TO BE DONE: Copy out the records in full, word for word, without pictures.

=====

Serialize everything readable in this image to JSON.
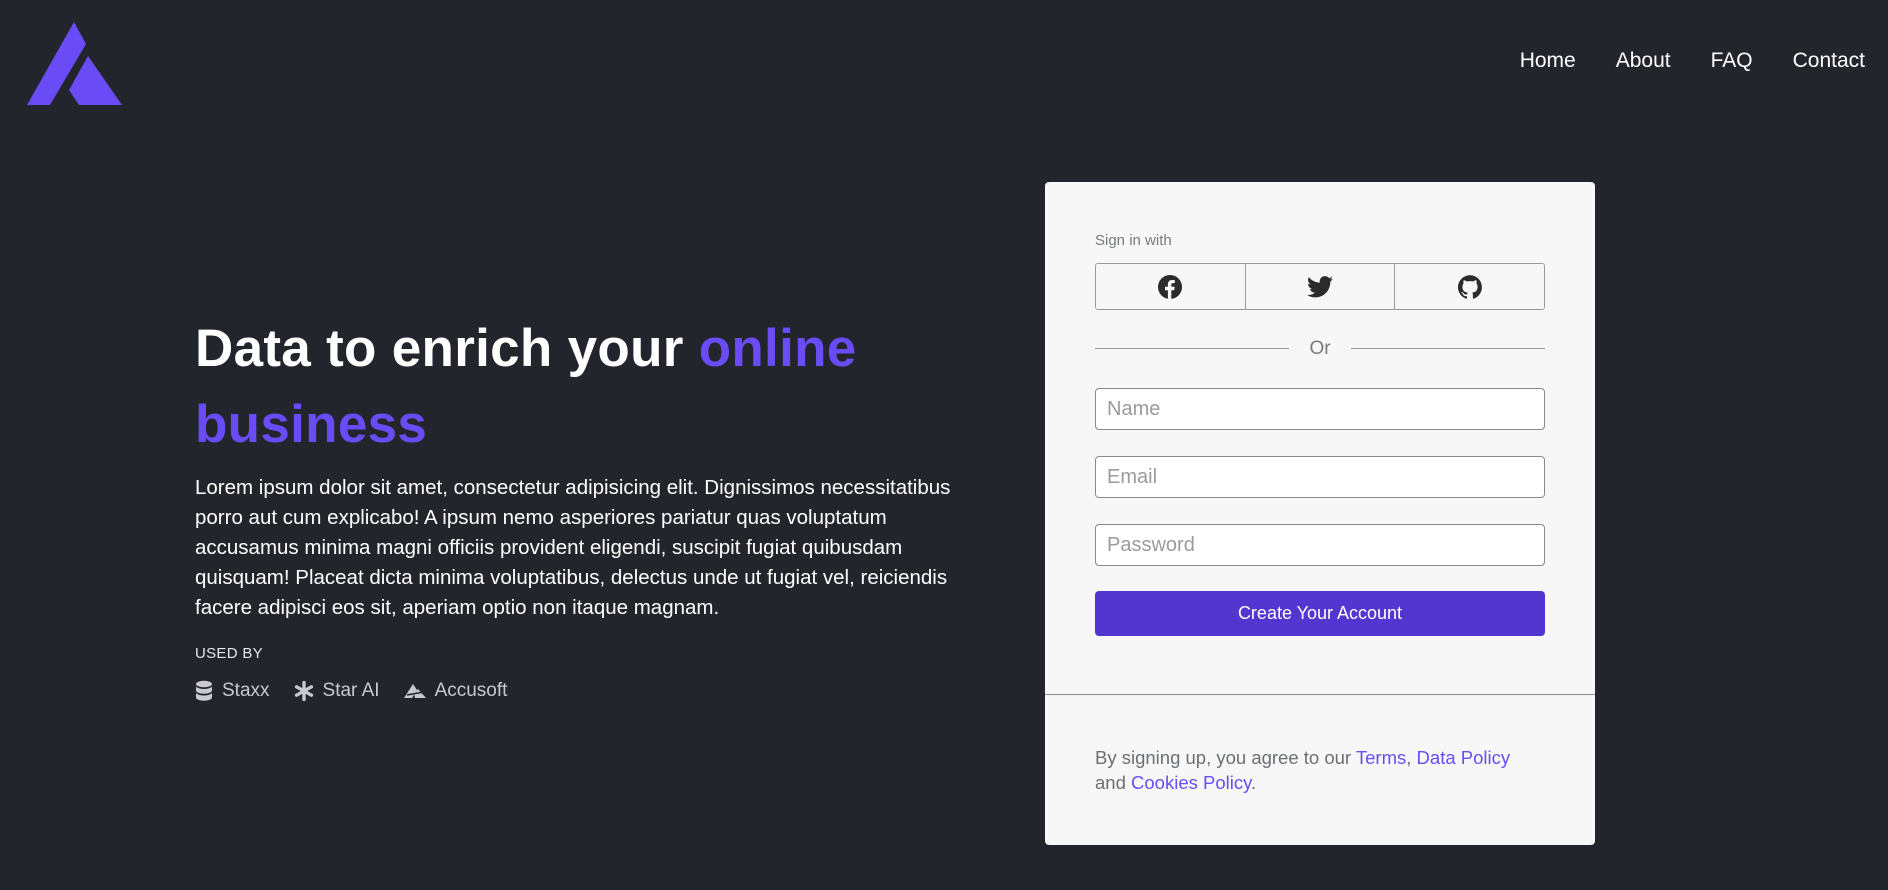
{
  "header": {
    "logo_icon": "brand-logo-icon",
    "nav": [
      {
        "label": "Home"
      },
      {
        "label": "About"
      },
      {
        "label": "FAQ"
      },
      {
        "label": "Contact"
      }
    ]
  },
  "hero": {
    "title_main": "Data to enrich your ",
    "title_accent": "online business",
    "description": "Lorem ipsum dolor sit amet, consectetur adipisicing elit. Dignissimos necessitatibus porro aut cum explicabo! A ipsum nemo asperiores pariatur quas voluptatum accusamus minima magni officiis provident eligendi, suscipit fugiat quibusdam quisquam! Placeat dicta minima voluptatibus, delectus unde ut fugiat vel, reiciendis facere adipisci eos sit, aperiam optio non itaque magnam.",
    "used_by_label": "USED BY",
    "used_by": [
      {
        "name": "Staxx",
        "icon": "database-icon"
      },
      {
        "name": "Star AI",
        "icon": "asterisk-icon"
      },
      {
        "name": "Accusoft",
        "icon": "accusoft-icon"
      }
    ]
  },
  "signup": {
    "signin_label": "Sign in with",
    "social": [
      {
        "icon": "facebook-icon"
      },
      {
        "icon": "twitter-icon"
      },
      {
        "icon": "github-icon"
      }
    ],
    "divider_text": "Or",
    "name_placeholder": "Name",
    "email_placeholder": "Email",
    "password_placeholder": "Password",
    "submit_label": "Create Your Account",
    "terms_prefix": "By signing up, you agree to our ",
    "terms_link": "Terms",
    "terms_sep": ", ",
    "data_policy_link": "Data Policy",
    "terms_and": " and ",
    "cookies_link": "Cookies Policy",
    "terms_suffix": "."
  },
  "colors": {
    "background": "#23252c",
    "accent": "#6a4cf6",
    "button": "#5236cf",
    "card": "#f7f7f7"
  }
}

=====

TASK RESPONSE:
Serialize everything readable in this image to JSON.
{
  "header": {
    "logo_icon": "brand-logo-icon",
    "nav": [
      {
        "label": "Home"
      },
      {
        "label": "About"
      },
      {
        "label": "FAQ"
      },
      {
        "label": "Contact"
      }
    ]
  },
  "hero": {
    "title_main": "Data to enrich your ",
    "title_accent": "online business",
    "description": "Lorem ipsum dolor sit amet, consectetur adipisicing elit. Dignissimos necessitatibus porro aut cum explicabo! A ipsum nemo asperiores pariatur quas voluptatum accusamus minima magni officiis provident eligendi, suscipit fugiat quibusdam quisquam! Placeat dicta minima voluptatibus, delectus unde ut fugiat vel, reiciendis facere adipisci eos sit, aperiam optio non itaque magnam.",
    "used_by_label": "USED BY",
    "used_by": [
      {
        "name": "Staxx",
        "icon": "database-icon"
      },
      {
        "name": "Star AI",
        "icon": "asterisk-icon"
      },
      {
        "name": "Accusoft",
        "icon": "accusoft-icon"
      }
    ]
  },
  "signup": {
    "signin_label": "Sign in with",
    "social": [
      {
        "icon": "facebook-icon"
      },
      {
        "icon": "twitter-icon"
      },
      {
        "icon": "github-icon"
      }
    ],
    "divider_text": "Or",
    "name_placeholder": "Name",
    "email_placeholder": "Email",
    "password_placeholder": "Password",
    "submit_label": "Create Your Account",
    "terms_prefix": "By signing up, you agree to our ",
    "terms_link": "Terms",
    "terms_sep": ", ",
    "data_policy_link": "Data Policy",
    "terms_and": " and ",
    "cookies_link": "Cookies Policy",
    "terms_suffix": "."
  },
  "colors": {
    "background": "#23252c",
    "accent": "#6a4cf6",
    "button": "#5236cf",
    "card": "#f7f7f7"
  }
}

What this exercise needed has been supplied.